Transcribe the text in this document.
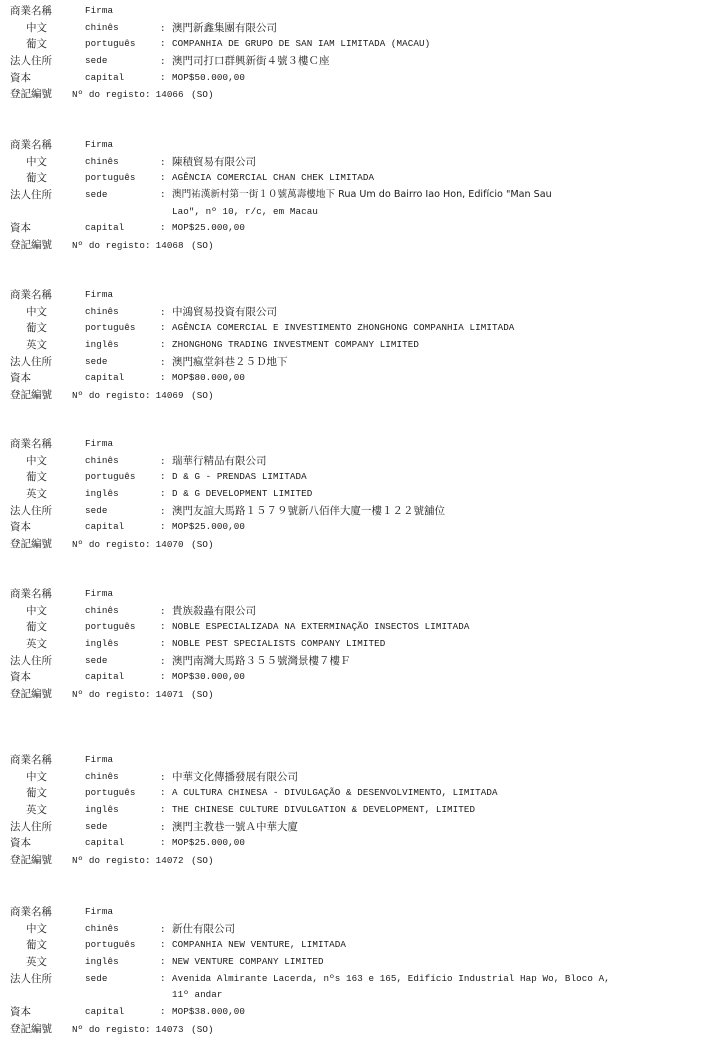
商業名稱	Firma
中文	chinês	: 澳門新鑫集團有限公司
葡文	português	: COMPANHIA DE GRUPO DE SAN IAM LIMITADA (MACAU)
法人住所	sede	: 澳門司打口群興新街４號３樓Ｃ座
資本	capital	: MOP$50.000,00
登記編號 Nº do registo: 14066 (SO)
商業名稱	Firma
中文	chinês	: 陳積貿易有限公司
葡文	português	: AGÊNCIA COMERCIAL CHAN CHEK LIMITADA
法人住所	sede	: 澳門祐漢新村第一街１０號萬壽樓地下 Rua Um do Bairro Iao Hon, Edifício "Man Sau
Lao", nº 10, r/c, em Macau
資本	capital	: MOP$25.000,00
登記編號 Nº do registo: 14068 (SO)
商業名稱	Firma
中文	chinês	: 中鴻貿易投資有限公司
葡文	português	: AGÊNCIA COMERCIAL E INVESTIMENTO ZHONGHONG COMPANHIA LIMITADA
英文	inglês	: ZHONGHONG TRADING INVESTMENT COMPANY LIMITED
法人住所	sede	: 澳門瘋堂斜巷２５Ｄ地下
資本	capital	: MOP$80.000,00
登記編號 Nº do registo: 14069 (SO)
商業名稱	Firma
中文	chinês	: 瑞華行精品有限公司
葡文	português	: D & G - PRENDAS LIMITADA
英文	inglês	: D & G DEVELOPMENT LIMITED
法人住所	sede	: 澳門友誼大馬路１５７９號新八佰伴大廈一樓１２２號舖位
資本	capital	: MOP$25.000,00
登記編號 Nº do registo: 14070 (SO)
商業名稱	Firma
中文	chinês	: 貴族殺蟲有限公司
葡文	português	: NOBLE ESPECIALIZADA NA EXTERMINAÇÃO INSECTOS LIMITADA
英文	inglês	: NOBLE PEST SPECIALISTS COMPANY LIMITED
法人住所	sede	: 澳門南灣大馬路３５５號灣景樓７樓Ｆ
資本	capital	: MOP$30.000,00
登記編號 Nº do registo: 14071 (SO)
商業名稱	Firma
中文	chinês	: 中華文化傳播發展有限公司
葡文	português	: A CULTURA CHINESA - DIVULGAÇÃO & DESENVOLVIMENTO, LIMITADA
英文	inglês	: THE CHINESE CULTURE DIVULGATION & DEVELOPMENT, LIMITED
法人住所	sede	: 澳門主教巷一號Ａ中華大廈
資本	capital	: MOP$25.000,00
登記編號 Nº do registo: 14072 (SO)
商業名稱	Firma
中文	chinês	: 新仕有限公司
葡文	português	: COMPANHIA NEW VENTURE, LIMITADA
英文	inglês	: NEW VENTURE COMPANY LIMITED
法人住所	sede	: Avenida Almirante Lacerda, nºs 163 e 165, Edifício Industrial Hap Wo, Bloco A,
11º andar
資本	capital	: MOP$38.000,00
登記編號 Nº do registo: 14073 (SO)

----

What the exercise asks. Write out again every line above exactly as given; the pictures do not belong in the copy.

Task result.
Transcribe the text in this document.
商業名稱	Firma
中文	chinês	: 澳門新鑫集團有限公司
葡文	português	: COMPANHIA DE GRUPO DE SAN IAM LIMITADA (MACAU)
法人住所	sede	: 澳門司打口群興新街４號３樓Ｃ座
資本	capital	: MOP$50.000,00
登記編號 Nº do registo: 14066 (SO)
商業名稱	Firma
中文	chinês	: 陳積貿易有限公司
葡文	português	: AGÊNCIA COMERCIAL CHAN CHEK LIMITADA
法人住所	sede	: 澳門祐漢新村第一街１０號萬壽樓地下 Rua Um do Bairro Iao Hon, Edifício "Man Sau
Lao", nº 10, r/c, em Macau
資本	capital	: MOP$25.000,00
登記編號 Nº do registo: 14068 (SO)
商業名稱	Firma
中文	chinês	: 中鴻貿易投資有限公司
葡文	português	: AGÊNCIA COMERCIAL E INVESTIMENTO ZHONGHONG COMPANHIA LIMITADA
英文	inglês	: ZHONGHONG TRADING INVESTMENT COMPANY LIMITED
法人住所	sede	: 澳門瘋堂斜巷２５Ｄ地下
資本	capital	: MOP$80.000,00
登記編號 Nº do registo: 14069 (SO)
商業名稱	Firma
中文	chinês	: 瑞華行精品有限公司
葡文	português	: D & G - PRENDAS LIMITADA
英文	inglês	: D & G DEVELOPMENT LIMITED
法人住所	sede	: 澳門友誼大馬路１５７９號新八佰伴大廈一樓１２２號舖位
資本	capital	: MOP$25.000,00
登記編號 Nº do registo: 14070 (SO)
商業名稱	Firma
中文	chinês	: 貴族殺蟲有限公司
葡文	português	: NOBLE ESPECIALIZADA NA EXTERMINAÇÃO INSECTOS LIMITADA
英文	inglês	: NOBLE PEST SPECIALISTS COMPANY LIMITED
法人住所	sede	: 澳門南灣大馬路３５５號灣景樓７樓Ｆ
資本	capital	: MOP$30.000,00
登記編號 Nº do registo: 14071 (SO)
商業名稱	Firma
中文	chinês	: 中華文化傳播發展有限公司
葡文	português	: A CULTURA CHINESA - DIVULGAÇÃO & DESENVOLVIMENTO, LIMITADA
英文	inglês	: THE CHINESE CULTURE DIVULGATION & DEVELOPMENT, LIMITED
法人住所	sede	: 澳門主教巷一號Ａ中華大廈
資本	capital	: MOP$25.000,00
登記編號 Nº do registo: 14072 (SO)
商業名稱	Firma
中文	chinês	: 新仕有限公司
葡文	português	: COMPANHIA NEW VENTURE, LIMITADA
英文	inglês	: NEW VENTURE COMPANY LIMITED
法人住所	sede	: Avenida Almirante Lacerda, nºs 163 e 165, Edifício Industrial Hap Wo, Bloco A,
11º andar
資本	capital	: MOP$38.000,00
登記編號 Nº do registo: 14073 (SO)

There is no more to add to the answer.